## RECORDS FOR PROCESSING
# # # # # # #
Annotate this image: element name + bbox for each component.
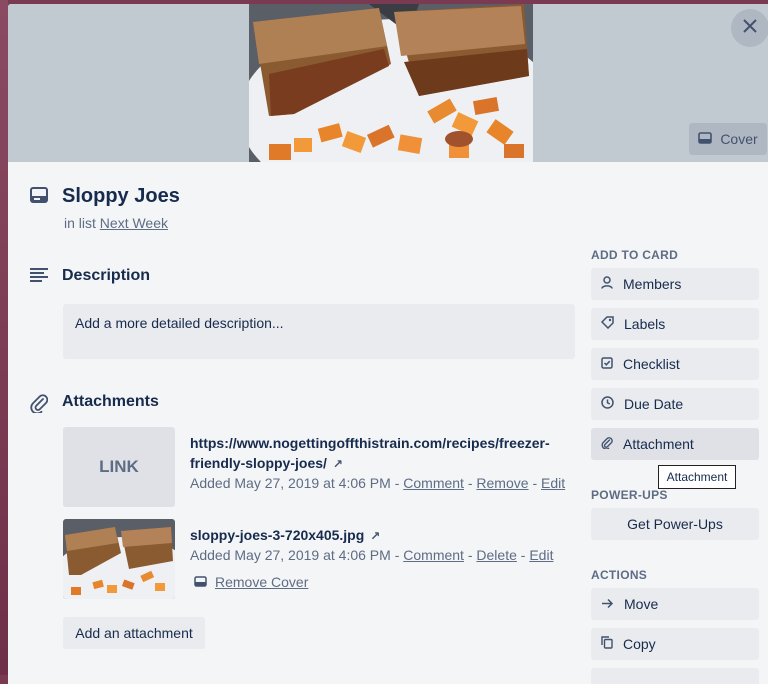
attachment-link-meta: Added May 27, 2019 at 4:06 PM - Comment … [190, 473, 565, 493]
comment-link[interactable]: Comment [403, 547, 464, 563]
attachment-link-name-line2: friendly-sloppy-joes/ [190, 455, 327, 471]
copy-icon [601, 636, 613, 652]
close-icon [743, 18, 757, 38]
attachment-label: Attachment [623, 436, 694, 452]
description-icon [30, 268, 48, 287]
in-list-prefix: in list [64, 215, 96, 231]
card-icon [194, 574, 207, 590]
card-header-icon [30, 187, 48, 208]
external-link-icon[interactable]: ↗ [370, 529, 380, 543]
attachment-image-meta: Added May 27, 2019 at 4:06 PM - Comment … [190, 545, 553, 565]
attachment-button[interactable]: Attachment [591, 428, 759, 460]
list-link[interactable]: Next Week [100, 215, 168, 231]
card-detail-modal: Cover Sloppy Joes in list Next Week Desc… [8, 4, 768, 684]
attachment-image-thumbnail[interactable] [63, 519, 175, 599]
card-cover: Cover [8, 4, 768, 162]
actions-heading: ACTIONS [591, 568, 648, 582]
tag-icon [600, 316, 614, 332]
separator: - [520, 547, 526, 563]
description-input[interactable]: Add a more detailed description... [63, 304, 575, 359]
paperclip-icon [30, 393, 49, 418]
edit-link[interactable]: Edit [529, 547, 553, 563]
attachment-added-date: Added May 27, 2019 at 4:06 PM [190, 547, 391, 563]
copy-button[interactable]: Copy [591, 628, 759, 660]
separator: - [532, 475, 538, 491]
separator: - [394, 547, 400, 563]
arrow-right-icon [601, 596, 614, 612]
remove-cover-link[interactable]: Remove Cover [215, 574, 308, 590]
clock-icon [601, 396, 614, 412]
members-button[interactable]: Members [591, 268, 759, 300]
move-button[interactable]: Move [591, 588, 759, 620]
checkbox-icon [601, 356, 613, 372]
attachment-link-name-line1: https://www.nogettingoffthistrain.com/re… [190, 435, 550, 451]
person-icon [601, 276, 613, 292]
move-label: Move [624, 596, 659, 612]
add-to-card-heading: ADD TO CARD [591, 248, 679, 262]
power-ups-heading: POWER-UPS [591, 488, 668, 502]
board-backdrop [0, 0, 8, 675]
attachment-link-thumbnail[interactable]: LINK [63, 427, 175, 507]
attachment-link-name[interactable]: https://www.nogettingoffthistrain.com/re… [190, 433, 550, 474]
delete-link[interactable]: Delete [476, 547, 516, 563]
attachment-image-name[interactable]: sloppy-joes-3-720x405.jpg ↗ [190, 525, 380, 546]
edit-link[interactable]: Edit [541, 475, 565, 491]
members-label: Members [623, 276, 682, 292]
description-heading: Description [62, 267, 151, 284]
copy-label: Copy [623, 636, 656, 652]
add-attachment-button[interactable]: Add an attachment [63, 617, 205, 649]
labels-button[interactable]: Labels [591, 308, 759, 340]
remove-cover-row: Remove Cover [194, 574, 308, 590]
checklist-button[interactable]: Checklist [591, 348, 759, 380]
attachment-added-date: Added May 27, 2019 at 4:06 PM [190, 475, 391, 491]
due-date-label: Due Date [624, 396, 684, 412]
get-power-ups-button[interactable]: Get Power-Ups [591, 508, 759, 540]
labels-label: Labels [624, 316, 666, 332]
external-link-icon[interactable]: ↗ [333, 457, 343, 471]
attachments-heading: Attachments [62, 393, 159, 410]
paperclip-icon [601, 436, 613, 452]
card-icon [698, 131, 713, 147]
separator: - [467, 547, 473, 563]
comment-link[interactable]: Comment [403, 475, 464, 491]
checklist-label: Checklist [623, 356, 680, 372]
cover-image [249, 4, 533, 162]
attachment-image-name-text: sloppy-joes-3-720x405.jpg [190, 527, 365, 543]
due-date-button[interactable]: Due Date [591, 388, 759, 420]
attachment-tooltip: Attachment [658, 465, 736, 489]
separator: - [394, 475, 400, 491]
cover-button[interactable]: Cover [689, 123, 767, 155]
cover-button-label: Cover [720, 131, 758, 147]
card-title[interactable]: Sloppy Joes [62, 185, 180, 208]
separator: - [467, 475, 473, 491]
close-button[interactable] [731, 9, 768, 47]
remove-link[interactable]: Remove [476, 475, 528, 491]
list-breadcrumb: in list Next Week [64, 215, 168, 231]
next-action-button[interactable] [591, 668, 759, 684]
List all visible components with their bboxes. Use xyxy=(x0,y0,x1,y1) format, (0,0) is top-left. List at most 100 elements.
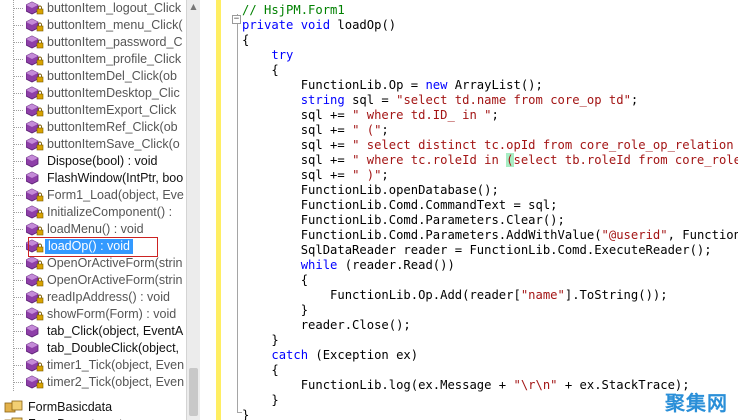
private-method-icon xyxy=(25,52,44,67)
code-token: // HsjPM.Form1 xyxy=(242,3,345,17)
tree-item-label: buttonItemExport_Click xyxy=(47,103,177,117)
tree-item[interactable]: tab_Click(object, EventA xyxy=(0,323,186,340)
code-token: " (" xyxy=(352,123,382,137)
code-token: } xyxy=(242,333,279,347)
code-token: ; xyxy=(491,108,499,122)
class-icon xyxy=(4,400,23,415)
code-token: ; xyxy=(381,168,389,182)
tree-item-label: buttonItem_profile_Click xyxy=(47,52,182,66)
tree-item-label: InitializeComponent() : xyxy=(47,205,173,219)
tree-item-label: buttonItem_password_C xyxy=(47,35,183,49)
tree-item[interactable]: tab_DoubleClick(object, xyxy=(0,340,186,357)
tree-item[interactable]: loadMenu() : void xyxy=(0,221,186,238)
code-token: FunctionLib.Op = xyxy=(242,78,426,92)
code-token: FunctionLib.openDatabase(); xyxy=(242,183,499,197)
tree-item[interactable]: readIpAddress() : void xyxy=(0,289,186,306)
tree-item[interactable]: buttonItem_menu_Click( xyxy=(0,17,186,34)
tree-item[interactable]: Form1_Load(object, Eve xyxy=(0,187,186,204)
tree-branch-line xyxy=(14,314,23,315)
tree-item[interactable]: FlashWindow(IntPtr, boo xyxy=(0,170,186,187)
tree-item-label: buttonItem_menu_Click( xyxy=(47,18,183,32)
tree-class-item[interactable]: FormDepartment xyxy=(0,416,186,420)
tree-item[interactable]: buttonItem_logout_Click xyxy=(0,0,186,17)
tree-branch-line xyxy=(14,382,23,383)
editor-gutter xyxy=(200,0,230,420)
change-indicator-bar xyxy=(216,0,221,420)
tree-scrollbar-thumb[interactable] xyxy=(189,368,198,416)
tree-branch-line xyxy=(14,212,23,213)
tree-item-label: OpenOrActiveForm(strin xyxy=(47,273,183,287)
code-line: { xyxy=(242,63,278,78)
tree-branch-line xyxy=(14,127,23,128)
code-token: " where td.ID_ in " xyxy=(352,108,492,122)
code-token: " select distinct tc.opId from core_role… xyxy=(352,138,738,152)
tree-item[interactable]: timer1_Tick(object, Even xyxy=(0,357,186,374)
code-token: " where tc.roleId in xyxy=(352,153,507,167)
tree-class-item[interactable]: FormBasicdata xyxy=(0,399,186,416)
tree-item[interactable]: OpenOrActiveForm(strin xyxy=(0,255,186,272)
code-line: FunctionLib.Comd.CommandText = sql; xyxy=(242,198,558,213)
private-method-icon xyxy=(25,358,44,373)
tree-item[interactable]: buttonItemDel_Click(ob xyxy=(0,68,186,85)
code-token: "\r\n" xyxy=(513,378,558,392)
code-token: private xyxy=(242,18,294,32)
tree-item[interactable]: showForm(Form) : void xyxy=(0,306,186,323)
tree-branch-line xyxy=(14,178,23,179)
code-line: sql += " )"; xyxy=(242,168,389,183)
code-token: try xyxy=(271,48,294,62)
member-tree[interactable]: buttonItem_logout_Click buttonItem_menu_C… xyxy=(0,0,186,420)
collapse-icon[interactable]: − xyxy=(232,15,241,24)
tree-item[interactable]: buttonItem_password_C xyxy=(0,34,186,51)
private-method-icon xyxy=(25,1,44,16)
tree-branch-line xyxy=(14,59,23,60)
private-method-icon xyxy=(25,120,44,135)
code-line: FunctionLib.Op = new ArrayList(); xyxy=(242,78,543,93)
tree-item[interactable]: timer2_Tick(object, Even xyxy=(0,374,186,391)
tree-branch-line xyxy=(14,195,23,196)
code-token: loadOp() xyxy=(330,18,397,32)
tree-branch-line xyxy=(14,229,23,230)
code-token: catch xyxy=(271,348,309,362)
tree-item[interactable]: buttonItem_profile_Click xyxy=(0,51,186,68)
code-token: ; xyxy=(630,93,639,107)
code-token: , FunctionLib xyxy=(667,228,738,242)
tree-item-label: loadOp() : void xyxy=(45,239,133,254)
tree-item-label: OpenOrActiveForm(strin xyxy=(47,256,183,270)
private-method-icon xyxy=(25,239,44,254)
tree-branch-line xyxy=(14,246,23,247)
code-token: FunctionLib.Comd.Parameters.Clear(); xyxy=(242,213,565,227)
code-token: } xyxy=(242,303,309,317)
code-line: SqlDataReader reader = FunctionLib.Comd.… xyxy=(242,243,712,258)
code-token: sql += xyxy=(242,168,353,182)
tree-item[interactable]: buttonItemRef_Click(ob xyxy=(0,119,186,136)
code-editor[interactable]: − // HsjPM.Form1 private void loadOp() { t… xyxy=(200,0,738,420)
code-line: sql += " select distinct tc.opId from co… xyxy=(242,138,738,153)
tree-item-selected[interactable]: loadOp() : void xyxy=(0,238,186,255)
private-method-icon xyxy=(25,35,44,50)
code-token: SqlDataReader reader = FunctionLib.Comd.… xyxy=(242,243,712,257)
private-method-icon xyxy=(25,205,44,220)
private-method-icon xyxy=(25,256,44,271)
tree-item[interactable]: Dispose(bool) : void xyxy=(0,153,186,170)
code-token: sql = xyxy=(344,93,397,107)
code-line: // HsjPM.Form1 xyxy=(242,3,345,18)
tree-item[interactable]: buttonItemDesktop_Clic xyxy=(0,85,186,102)
private-method-icon xyxy=(25,69,44,84)
private-method-icon xyxy=(25,137,44,152)
tree-item[interactable]: OpenOrActiveForm(strin xyxy=(0,272,186,289)
tree-branch-line xyxy=(14,297,23,298)
method-icon xyxy=(25,341,44,356)
tree-item[interactable]: buttonItemSave_Click(o xyxy=(0,136,186,153)
code-token: string xyxy=(300,93,345,107)
code-token: ].ToString()); xyxy=(564,288,668,302)
tree-branch-line xyxy=(14,348,23,349)
tree-scrollbar[interactable]: ▲ xyxy=(186,0,200,420)
tree-item[interactable]: buttonItemExport_Click xyxy=(0,102,186,119)
code-token: " )" xyxy=(352,168,382,182)
scroll-up-arrow-icon[interactable]: ▲ xyxy=(189,2,198,12)
code-line: private void loadOp() xyxy=(242,18,396,33)
tree-item[interactable]: InitializeComponent() : xyxy=(0,204,186,221)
# # # # # # #
## WHAT TO PRODUCE
Take the part of the material that opens with the line containing "private-method-icon xyxy=(25,52,44,67)" and closes with the line containing "tree-item-label: InitializeComponent() : xyxy=(47,205,173,219)". Replace "code-token" with "code-fragment" throughout it, and reproduce only those lines with everything else unchanged.

## SOLUTION FOR THIS EXERCISE
private-method-icon xyxy=(25,52,44,67)
code-fragment: // HsjPM.Form1 xyxy=(242,3,345,17)
tree-item-label: buttonItemExport_Click xyxy=(47,103,177,117)
tree-item[interactable]: tab_Click(object, EventA xyxy=(0,323,186,340)
code-fragment: " (" xyxy=(352,123,382,137)
code-fragment: } xyxy=(242,333,279,347)
code-fragment: ; xyxy=(491,108,499,122)
class-icon xyxy=(4,400,23,415)
code-fragment: ; xyxy=(381,168,389,182)
tree-item-label: buttonItem_profile_Click xyxy=(47,52,182,66)
tree-item-label: InitializeComponent() : xyxy=(47,205,173,219)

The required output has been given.